### INSTRUCTIONS TO FOLLOW
Write out the listing again with every "close-tab-icon" renamed to "tab-close-icon", keeping everything else the same.

[Listings of boxed layout items]
========
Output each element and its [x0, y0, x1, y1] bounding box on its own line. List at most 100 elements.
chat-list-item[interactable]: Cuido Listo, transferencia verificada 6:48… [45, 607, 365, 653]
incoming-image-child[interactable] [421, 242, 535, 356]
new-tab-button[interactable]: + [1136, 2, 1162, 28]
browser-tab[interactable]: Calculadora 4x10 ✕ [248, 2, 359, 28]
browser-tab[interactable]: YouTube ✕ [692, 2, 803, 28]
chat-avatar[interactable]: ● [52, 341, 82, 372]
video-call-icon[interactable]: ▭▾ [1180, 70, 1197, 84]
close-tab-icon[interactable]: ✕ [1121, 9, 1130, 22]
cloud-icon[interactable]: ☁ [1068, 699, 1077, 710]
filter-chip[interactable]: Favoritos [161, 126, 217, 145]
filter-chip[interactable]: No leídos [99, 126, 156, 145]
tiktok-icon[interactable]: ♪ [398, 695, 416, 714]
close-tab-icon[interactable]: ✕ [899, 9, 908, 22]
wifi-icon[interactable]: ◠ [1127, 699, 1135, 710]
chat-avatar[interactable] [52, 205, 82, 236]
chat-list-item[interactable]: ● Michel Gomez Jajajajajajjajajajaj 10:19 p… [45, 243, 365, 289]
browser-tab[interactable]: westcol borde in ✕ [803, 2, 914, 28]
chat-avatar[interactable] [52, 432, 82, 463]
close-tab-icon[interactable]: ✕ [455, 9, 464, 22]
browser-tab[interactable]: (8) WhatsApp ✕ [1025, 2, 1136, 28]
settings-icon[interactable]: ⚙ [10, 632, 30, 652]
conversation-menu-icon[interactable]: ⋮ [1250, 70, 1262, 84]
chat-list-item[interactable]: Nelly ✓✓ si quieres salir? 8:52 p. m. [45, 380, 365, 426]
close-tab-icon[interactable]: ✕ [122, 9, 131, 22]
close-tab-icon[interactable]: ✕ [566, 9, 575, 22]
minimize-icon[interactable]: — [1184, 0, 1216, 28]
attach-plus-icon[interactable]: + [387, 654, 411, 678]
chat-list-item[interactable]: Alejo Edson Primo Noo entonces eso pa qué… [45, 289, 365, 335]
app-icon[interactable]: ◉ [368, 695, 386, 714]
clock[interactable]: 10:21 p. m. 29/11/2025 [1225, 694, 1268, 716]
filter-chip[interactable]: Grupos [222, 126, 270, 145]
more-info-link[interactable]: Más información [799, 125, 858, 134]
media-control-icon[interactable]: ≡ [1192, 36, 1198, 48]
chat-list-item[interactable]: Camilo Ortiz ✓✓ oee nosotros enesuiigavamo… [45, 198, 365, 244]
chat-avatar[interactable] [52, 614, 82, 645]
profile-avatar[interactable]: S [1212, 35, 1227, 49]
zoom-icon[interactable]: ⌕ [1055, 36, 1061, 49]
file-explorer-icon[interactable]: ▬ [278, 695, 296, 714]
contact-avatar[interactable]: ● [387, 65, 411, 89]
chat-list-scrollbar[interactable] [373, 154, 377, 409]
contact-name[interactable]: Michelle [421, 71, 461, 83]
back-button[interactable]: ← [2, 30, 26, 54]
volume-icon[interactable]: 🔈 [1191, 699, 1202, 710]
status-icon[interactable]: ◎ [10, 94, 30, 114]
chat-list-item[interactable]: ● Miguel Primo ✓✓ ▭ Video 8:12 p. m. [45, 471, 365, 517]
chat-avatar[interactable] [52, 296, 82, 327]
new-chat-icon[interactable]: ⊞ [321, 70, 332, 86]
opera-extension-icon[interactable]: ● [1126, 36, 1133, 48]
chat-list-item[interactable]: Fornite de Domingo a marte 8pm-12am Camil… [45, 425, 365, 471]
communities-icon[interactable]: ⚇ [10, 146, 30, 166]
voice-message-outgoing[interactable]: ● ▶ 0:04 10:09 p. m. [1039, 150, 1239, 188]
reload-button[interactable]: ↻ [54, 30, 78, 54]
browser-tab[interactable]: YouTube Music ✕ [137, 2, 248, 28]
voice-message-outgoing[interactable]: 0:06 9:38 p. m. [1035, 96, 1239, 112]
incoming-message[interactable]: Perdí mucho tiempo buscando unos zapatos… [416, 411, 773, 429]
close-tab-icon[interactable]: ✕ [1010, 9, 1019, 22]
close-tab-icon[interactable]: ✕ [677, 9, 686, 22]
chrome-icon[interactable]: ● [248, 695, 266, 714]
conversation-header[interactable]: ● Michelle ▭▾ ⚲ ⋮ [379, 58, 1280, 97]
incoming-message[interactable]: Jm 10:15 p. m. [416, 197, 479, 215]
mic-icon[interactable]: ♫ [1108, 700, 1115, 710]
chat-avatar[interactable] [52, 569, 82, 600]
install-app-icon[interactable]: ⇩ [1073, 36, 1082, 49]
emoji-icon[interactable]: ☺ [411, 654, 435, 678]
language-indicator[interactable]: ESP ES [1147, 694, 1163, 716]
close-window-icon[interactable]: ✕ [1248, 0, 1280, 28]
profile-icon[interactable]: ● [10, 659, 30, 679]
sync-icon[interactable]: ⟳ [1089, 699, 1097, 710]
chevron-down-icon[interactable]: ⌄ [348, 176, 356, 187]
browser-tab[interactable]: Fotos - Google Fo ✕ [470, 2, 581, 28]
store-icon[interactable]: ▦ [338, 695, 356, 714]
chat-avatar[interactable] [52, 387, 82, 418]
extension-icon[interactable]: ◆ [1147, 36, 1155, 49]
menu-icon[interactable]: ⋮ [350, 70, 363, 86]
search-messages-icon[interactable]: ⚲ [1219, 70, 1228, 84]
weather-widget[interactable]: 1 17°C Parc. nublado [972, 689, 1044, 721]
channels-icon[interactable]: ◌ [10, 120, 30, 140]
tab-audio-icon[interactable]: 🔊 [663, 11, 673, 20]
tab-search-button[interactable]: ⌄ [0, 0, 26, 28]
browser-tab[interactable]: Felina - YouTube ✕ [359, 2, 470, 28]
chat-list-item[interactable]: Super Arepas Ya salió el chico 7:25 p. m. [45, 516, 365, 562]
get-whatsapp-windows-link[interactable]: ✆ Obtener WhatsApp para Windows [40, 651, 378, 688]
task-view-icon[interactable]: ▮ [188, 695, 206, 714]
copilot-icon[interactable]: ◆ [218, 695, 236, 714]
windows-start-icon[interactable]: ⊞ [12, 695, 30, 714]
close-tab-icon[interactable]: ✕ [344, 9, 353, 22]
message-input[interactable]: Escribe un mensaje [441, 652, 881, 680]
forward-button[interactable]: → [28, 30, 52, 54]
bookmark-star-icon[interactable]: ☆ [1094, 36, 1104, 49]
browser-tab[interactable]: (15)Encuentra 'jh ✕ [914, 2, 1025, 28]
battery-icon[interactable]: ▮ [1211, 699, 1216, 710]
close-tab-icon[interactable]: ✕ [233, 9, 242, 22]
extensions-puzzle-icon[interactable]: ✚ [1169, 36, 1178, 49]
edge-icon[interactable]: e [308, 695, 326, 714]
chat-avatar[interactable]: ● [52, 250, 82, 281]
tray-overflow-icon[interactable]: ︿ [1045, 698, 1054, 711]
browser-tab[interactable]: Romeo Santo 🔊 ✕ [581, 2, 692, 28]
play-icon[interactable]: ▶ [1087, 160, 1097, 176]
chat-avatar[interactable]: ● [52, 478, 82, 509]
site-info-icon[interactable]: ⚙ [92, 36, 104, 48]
========
### WRITTEN SOLUTION
Output each element and its [x0, y0, x1, y1] bounding box on its own line. List at most 100 elements.
chat-list-item[interactable]: Cuido Listo, transferencia verificada 6:48… [45, 607, 365, 653]
incoming-image-child[interactable] [421, 242, 535, 356]
new-tab-button[interactable]: + [1136, 2, 1162, 28]
browser-tab[interactable]: Calculadora 4x10 ✕ [248, 2, 359, 28]
browser-tab[interactable]: YouTube ✕ [692, 2, 803, 28]
chat-avatar[interactable]: ● [52, 341, 82, 372]
video-call-icon[interactable]: ▭▾ [1180, 70, 1197, 84]
tab-close-icon[interactable]: ✕ [1121, 9, 1130, 22]
cloud-icon[interactable]: ☁ [1068, 699, 1077, 710]
filter-chip[interactable]: Favoritos [161, 126, 217, 145]
filter-chip[interactable]: No leídos [99, 126, 156, 145]
tiktok-icon[interactable]: ♪ [398, 695, 416, 714]
tab-close-icon[interactable]: ✕ [899, 9, 908, 22]
wifi-icon[interactable]: ◠ [1127, 699, 1135, 710]
chat-avatar[interactable] [52, 205, 82, 236]
chat-list-item[interactable]: ● Michel Gomez Jajajajajajjajajajaj 10:19 p… [45, 243, 365, 289]
browser-tab[interactable]: westcol borde in ✕ [803, 2, 914, 28]
chat-avatar[interactable] [52, 432, 82, 463]
tab-close-icon[interactable]: ✕ [455, 9, 464, 22]
browser-tab[interactable]: (8) WhatsApp ✕ [1025, 2, 1136, 28]
settings-icon[interactable]: ⚙ [10, 632, 30, 652]
conversation-menu-icon[interactable]: ⋮ [1250, 70, 1262, 84]
chat-list-item[interactable]: Nelly ✓✓ si quieres salir? 8:52 p. m. [45, 380, 365, 426]
tab-close-icon[interactable]: ✕ [122, 9, 131, 22]
tab-close-icon[interactable]: ✕ [566, 9, 575, 22]
minimize-icon[interactable]: — [1184, 0, 1216, 28]
attach-plus-icon[interactable]: + [387, 654, 411, 678]
chat-list-item[interactable]: Alejo Edson Primo Noo entonces eso pa qué… [45, 289, 365, 335]
app-icon[interactable]: ◉ [368, 695, 386, 714]
clock[interactable]: 10:21 p. m. 29/11/2025 [1225, 694, 1268, 716]
filter-chip[interactable]: Grupos [222, 126, 270, 145]
more-info-link[interactable]: Más información [799, 125, 858, 134]
media-control-icon[interactable]: ≡ [1192, 36, 1198, 48]
chat-list-item[interactable]: Camilo Ortiz ✓✓ oee nosotros enesuiigavamo… [45, 198, 365, 244]
chat-avatar[interactable] [52, 614, 82, 645]
profile-avatar[interactable]: S [1212, 35, 1227, 49]
zoom-icon[interactable]: ⌕ [1055, 36, 1061, 49]
file-explorer-icon[interactable]: ▬ [278, 695, 296, 714]
contact-avatar[interactable]: ● [387, 65, 411, 89]
chat-list-scrollbar[interactable] [373, 154, 377, 409]
contact-name[interactable]: Michelle [421, 71, 461, 83]
back-button[interactable]: ← [2, 30, 26, 54]
volume-icon[interactable]: 🔈 [1191, 699, 1202, 710]
status-icon[interactable]: ◎ [10, 94, 30, 114]
chat-list-item[interactable]: ● Miguel Primo ✓✓ ▭ Video 8:12 p. m. [45, 471, 365, 517]
chat-avatar[interactable] [52, 296, 82, 327]
new-chat-icon[interactable]: ⊞ [321, 70, 332, 86]
opera-extension-icon[interactable]: ● [1126, 36, 1133, 48]
chat-list-item[interactable]: Fornite de Domingo a marte 8pm-12am Camil… [45, 425, 365, 471]
communities-icon[interactable]: ⚇ [10, 146, 30, 166]
voice-message-outgoing[interactable]: ● ▶ 0:04 10:09 p. m. [1039, 150, 1239, 188]
reload-button[interactable]: ↻ [54, 30, 78, 54]
browser-tab[interactable]: YouTube Music ✕ [137, 2, 248, 28]
voice-message-outgoing[interactable]: 0:06 9:38 p. m. [1035, 96, 1239, 112]
incoming-message[interactable]: Perdí mucho tiempo buscando unos zapatos… [416, 411, 773, 429]
tab-close-icon[interactable]: ✕ [1010, 9, 1019, 22]
tab-close-icon[interactable]: ✕ [677, 9, 686, 22]
chrome-icon[interactable]: ● [248, 695, 266, 714]
conversation-header[interactable]: ● Michelle ▭▾ ⚲ ⋮ [379, 58, 1280, 97]
incoming-message[interactable]: Jm 10:15 p. m. [416, 197, 479, 215]
mic-icon[interactable]: ♫ [1108, 700, 1115, 710]
chat-avatar[interactable] [52, 569, 82, 600]
install-app-icon[interactable]: ⇩ [1073, 36, 1082, 49]
emoji-icon[interactable]: ☺ [411, 654, 435, 678]
language-indicator[interactable]: ESP ES [1147, 694, 1163, 716]
close-window-icon[interactable]: ✕ [1248, 0, 1280, 28]
profile-icon[interactable]: ● [10, 659, 30, 679]
sync-icon[interactable]: ⟳ [1089, 699, 1097, 710]
chevron-down-icon[interactable]: ⌄ [348, 176, 356, 187]
browser-tab[interactable]: Fotos - Google Fo ✕ [470, 2, 581, 28]
store-icon[interactable]: ▦ [338, 695, 356, 714]
chat-avatar[interactable] [52, 387, 82, 418]
extension-icon[interactable]: ◆ [1147, 36, 1155, 49]
menu-icon[interactable]: ⋮ [350, 70, 363, 86]
search-messages-icon[interactable]: ⚲ [1219, 70, 1228, 84]
weather-widget[interactable]: 1 17°C Parc. nublado [972, 689, 1044, 721]
channels-icon[interactable]: ◌ [10, 120, 30, 140]
tab-audio-icon[interactable]: 🔊 [663, 11, 673, 20]
tab-search-button[interactable]: ⌄ [0, 0, 26, 28]
browser-tab[interactable]: Felina - YouTube ✕ [359, 2, 470, 28]
chat-list-item[interactable]: Super Arepas Ya salió el chico 7:25 p. m. [45, 516, 365, 562]
get-whatsapp-windows-link[interactable]: ✆ Obtener WhatsApp para Windows [40, 651, 378, 688]
task-view-icon[interactable]: ▮ [188, 695, 206, 714]
copilot-icon[interactable]: ◆ [218, 695, 236, 714]
windows-start-icon[interactable]: ⊞ [12, 695, 30, 714]
tab-close-icon[interactable]: ✕ [344, 9, 353, 22]
message-input[interactable]: Escribe un mensaje [441, 652, 881, 680]
forward-button[interactable]: → [28, 30, 52, 54]
bookmark-star-icon[interactable]: ☆ [1094, 36, 1104, 49]
browser-tab[interactable]: (15)Encuentra 'jh ✕ [914, 2, 1025, 28]
battery-icon[interactable]: ▮ [1211, 699, 1216, 710]
tab-close-icon[interactable]: ✕ [233, 9, 242, 22]
extensions-puzzle-icon[interactable]: ✚ [1169, 36, 1178, 49]
edge-icon[interactable]: e [308, 695, 326, 714]
chat-avatar[interactable]: ● [52, 250, 82, 281]
tray-overflow-icon[interactable]: ︿ [1045, 698, 1054, 711]
browser-tab[interactable]: Romeo Santo 🔊 ✕ [581, 2, 692, 28]
play-icon[interactable]: ▶ [1087, 160, 1097, 176]
chat-avatar[interactable]: ● [52, 478, 82, 509]
site-info-icon[interactable]: ⚙ [92, 36, 104, 48]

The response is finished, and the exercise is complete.